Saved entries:

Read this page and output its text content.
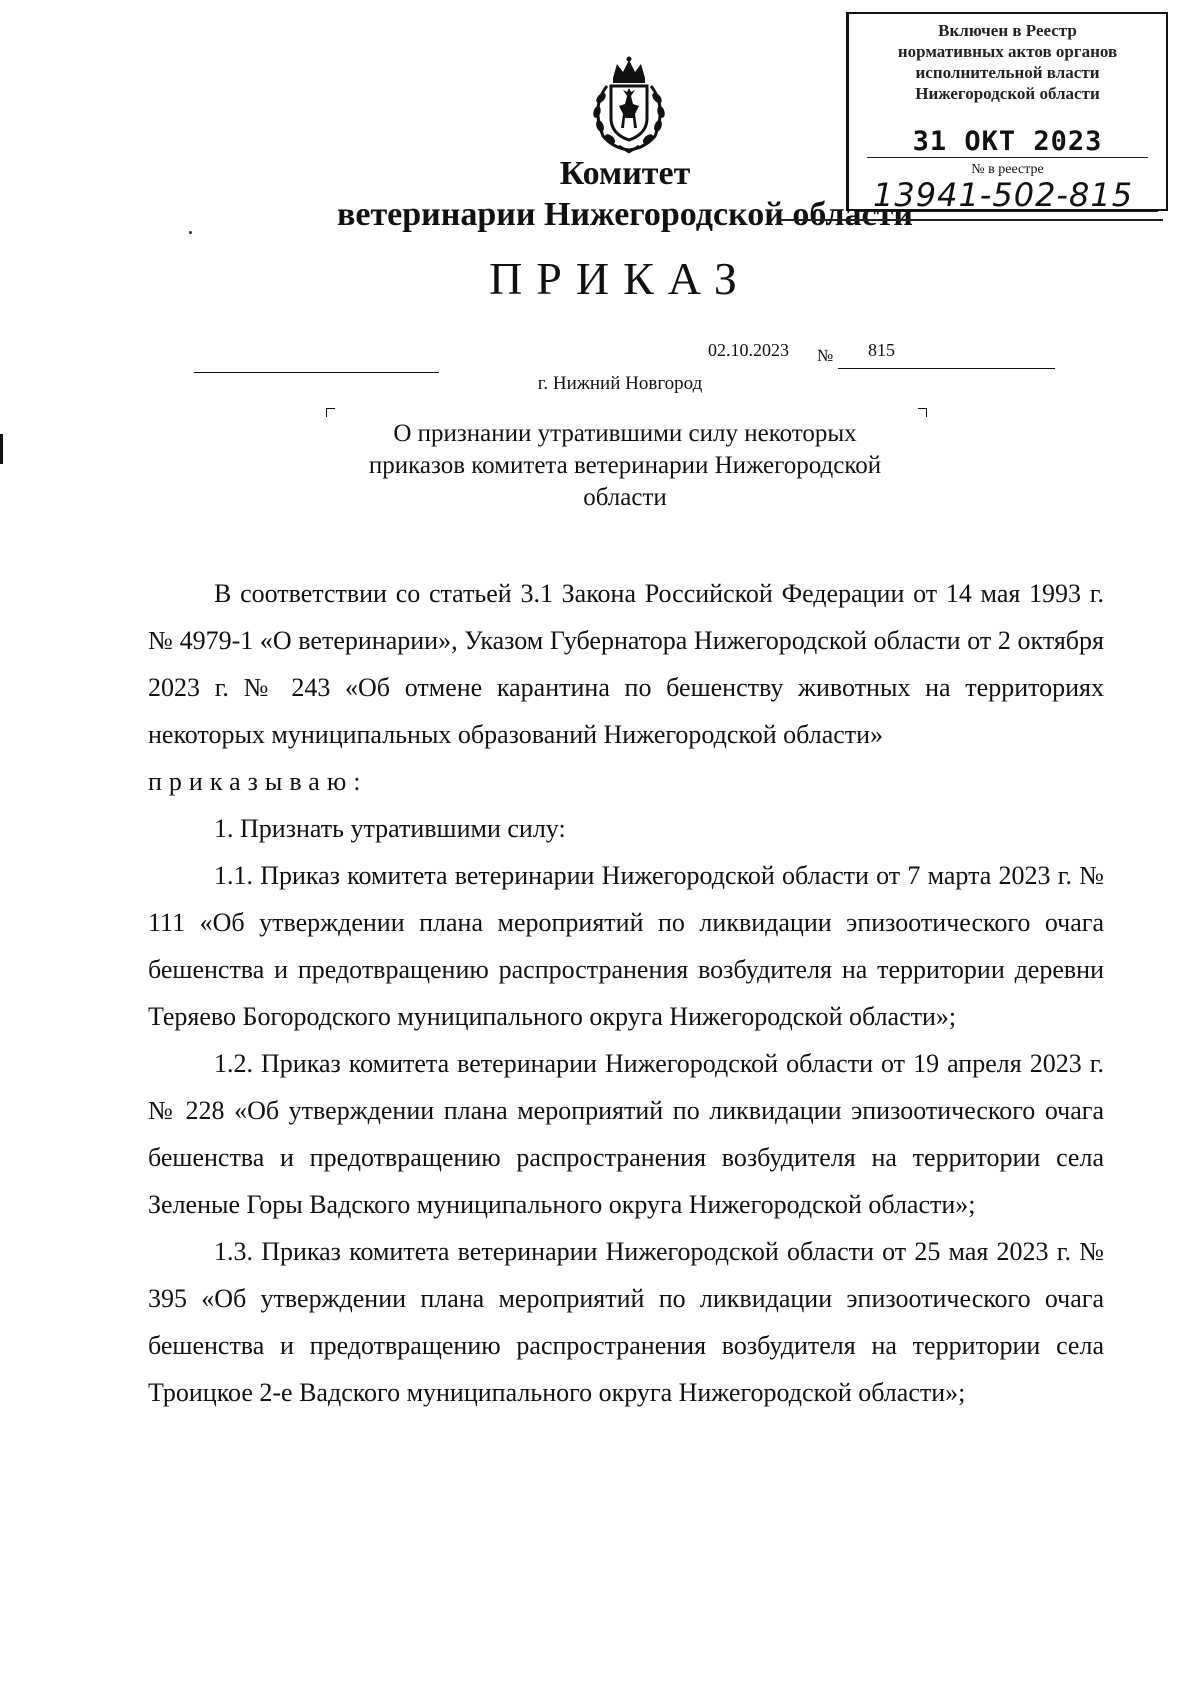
Включен в Реестр
нормативных актов органов
исполнительной власти
Нижегородской области
31 ОКТ 2023
№ в реестре
13941-502-815
Комитет
ветеринарии Нижегородской области
ПРИКАЗ
02.10.2023 № 815
г. Нижний Новгород
О признании утратившими силу некоторых
приказов комитета ветеринарии Нижегородской
области

В соответствии со статьей 3.1 Закона Российской Федерации от 14 мая 1993 г. № 4979-1 «О ветеринарии», Указом Губернатора Нижегородской области от 2 октября 2023 г. № 243 «Об отмене карантина по бешенству животных на территориях некоторых муниципальных образований Нижегородской области»

приказываю:

1. Признать утратившими силу:

1.1. Приказ комитета ветеринарии Нижегородской области от 7 марта 2023 г. № 111 «Об утверждении плана мероприятий по ликвидации эпизоотического очага бешенства и предотвращению распространения возбудителя на территории деревни Теряево Богородского муниципального округа Нижегородской области»;

1.2. Приказ комитета ветеринарии Нижегородской области от 19 апреля 2023 г. № 228 «Об утверждении плана мероприятий по ликвидации эпизоотического очага бешенства и предотвращению распространения возбудителя на территории села Зеленые Горы Вадского муниципального округа Нижегородской области»;

1.3. Приказ комитета ветеринарии Нижегородской области от 25 мая 2023 г. № 395 «Об утверждении плана мероприятий по ликвидации эпизоотического очага бешенства и предотвращению распространения возбудителя на территории села Троицкое 2-е Вадского муниципального округа Нижегородской области»;
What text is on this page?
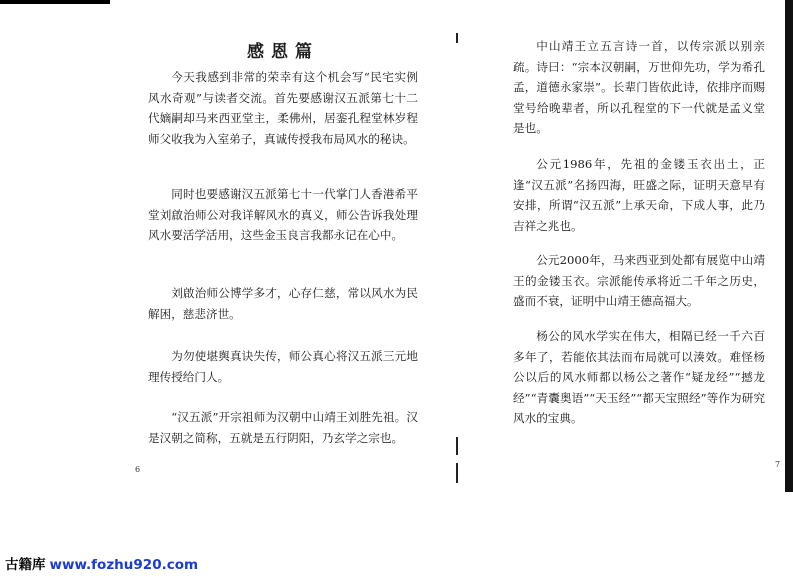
感恩篇

今天我感到非常的荣幸有这个机会写“民宅实例风水奇观”与读者交流。首先要感谢汉五派第七十二代嫡嗣却马来西亚堂主，柔佛州，居銮孔程堂林岁程师父收我为入室弟子，真诚传授我布局风水的秘诀。

同时也要感谢汉五派第七十一代掌门人香港希平堂刘啟治师公对我详解风水的真义，师公告诉我处理风水要活学活用，这些金玉良言我都永记在心中。

刘啟治师公博学多才，心存仁慈，常以风水为民解困，慈悲济世。

为勿使堪舆真诀失传，师公真心将汉五派三元地理传授给门人。

“汉五派”开宗祖师为汉朝中山靖王刘胜先祖。汉是汉朝之简称，五就是五行阴阳，乃玄学之宗也。

6

中山靖王立五言诗一首，以传宗派以别亲疏。诗曰：“宗本汉朝嗣，万世仰先功，学为希孔孟，道德永家崇”。长辈门皆依此诗，依排序而赐堂号给晚辈者，所以孔程堂的下一代就是孟义堂是也。

公元1986年，先祖的金镂玉衣出土，正逢“汉五派”名扬四海，旺盛之际，证明天意早有安排，所谓“汉五派”上承天命，下成人事，此乃吉祥之兆也。

公元2000年，马来西亚到处都有展览中山靖王的金镂玉衣。宗派能传承将近二千年之历史，盛而不衰，证明中山靖王德高福大。

杨公的风水学实在伟大，相隔已经一千六百多年了，若能依其法而布局就可以湊效。难怪杨公以后的风水师都以杨公之著作“疑龙经”“撼龙经”“青囊奥语”“天玉经”“都天宝照经”等作为研究风水的宝典。

7
古籍库 www.fozhu920.com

TASK. Write out every entry again word for word, without any of the pictures.

SOLUTION TO THIS PROBLEM.
Read this page and output its text content.
Включен в Реестр
нормативных актов органов
исполнительной власти
Нижегородской области
31 ОКТ 2023
№ в реестре
13941-502-815
Комитет
ветеринарии Нижегородской области
ПРИКАЗ
02.10.2023 № 815
г. Нижний Новгород
О признании утратившими силу некоторых
приказов комитета ветеринарии Нижегородской
области

В соответствии со статьей 3.1 Закона Российской Федерации от 14 мая 1993 г. № 4979-1 «О ветеринарии», Указом Губернатора Нижегородской области от 2 октября 2023 г. № 243 «Об отмене карантина по бешенству животных на территориях некоторых муниципальных образований Нижегородской области»

приказываю:

1. Признать утратившими силу:

1.1. Приказ комитета ветеринарии Нижегородской области от 7 марта 2023 г. № 111 «Об утверждении плана мероприятий по ликвидации эпизоотического очага бешенства и предотвращению распространения возбудителя на территории деревни Теряево Богородского муниципального округа Нижегородской области»;

1.2. Приказ комитета ветеринарии Нижегородской области от 19 апреля 2023 г. № 228 «Об утверждении плана мероприятий по ликвидации эпизоотического очага бешенства и предотвращению распространения возбудителя на территории села Зеленые Горы Вадского муниципального округа Нижегородской области»;

1.3. Приказ комитета ветеринарии Нижегородской области от 25 мая 2023 г. № 395 «Об утверждении плана мероприятий по ликвидации эпизоотического очага бешенства и предотвращению распространения возбудителя на территории села Троицкое 2-е Вадского муниципального округа Нижегородской области»;
What text is on this page?
感恩篇

今天我感到非常的荣幸有这个机会写“民宅实例风水奇观”与读者交流。首先要感谢汉五派第七十二代嫡嗣却马来西亚堂主，柔佛州，居銮孔程堂林岁程师父收我为入室弟子，真诚传授我布局风水的秘诀。

同时也要感谢汉五派第七十一代掌门人香港希平堂刘啟治师公对我详解风水的真义，师公告诉我处理风水要活学活用，这些金玉良言我都永记在心中。

刘啟治师公博学多才，心存仁慈，常以风水为民解困，慈悲济世。

为勿使堪舆真诀失传，师公真心将汉五派三元地理传授给门人。

“汉五派”开宗祖师为汉朝中山靖王刘胜先祖。汉是汉朝之简称，五就是五行阴阳，乃玄学之宗也。

6

中山靖王立五言诗一首，以传宗派以别亲疏。诗曰：“宗本汉朝嗣，万世仰先功，学为希孔孟，道德永家崇”。长辈门皆依此诗，依排序而赐堂号给晚辈者，所以孔程堂的下一代就是孟义堂是也。

公元1986年，先祖的金镂玉衣出土，正逢“汉五派”名扬四海，旺盛之际，证明天意早有安排，所谓“汉五派”上承天命，下成人事，此乃吉祥之兆也。

公元2000年，马来西亚到处都有展览中山靖王的金镂玉衣。宗派能传承将近二千年之历史，盛而不衰，证明中山靖王德高福大。

杨公的风水学实在伟大，相隔已经一千六百多年了，若能依其法而布局就可以湊效。难怪杨公以后的风水师都以杨公之著作“疑龙经”“撼龙经”“青囊奥语”“天玉经”“都天宝照经”等作为研究风水的宝典。

7
古籍库 www.fozhu920.com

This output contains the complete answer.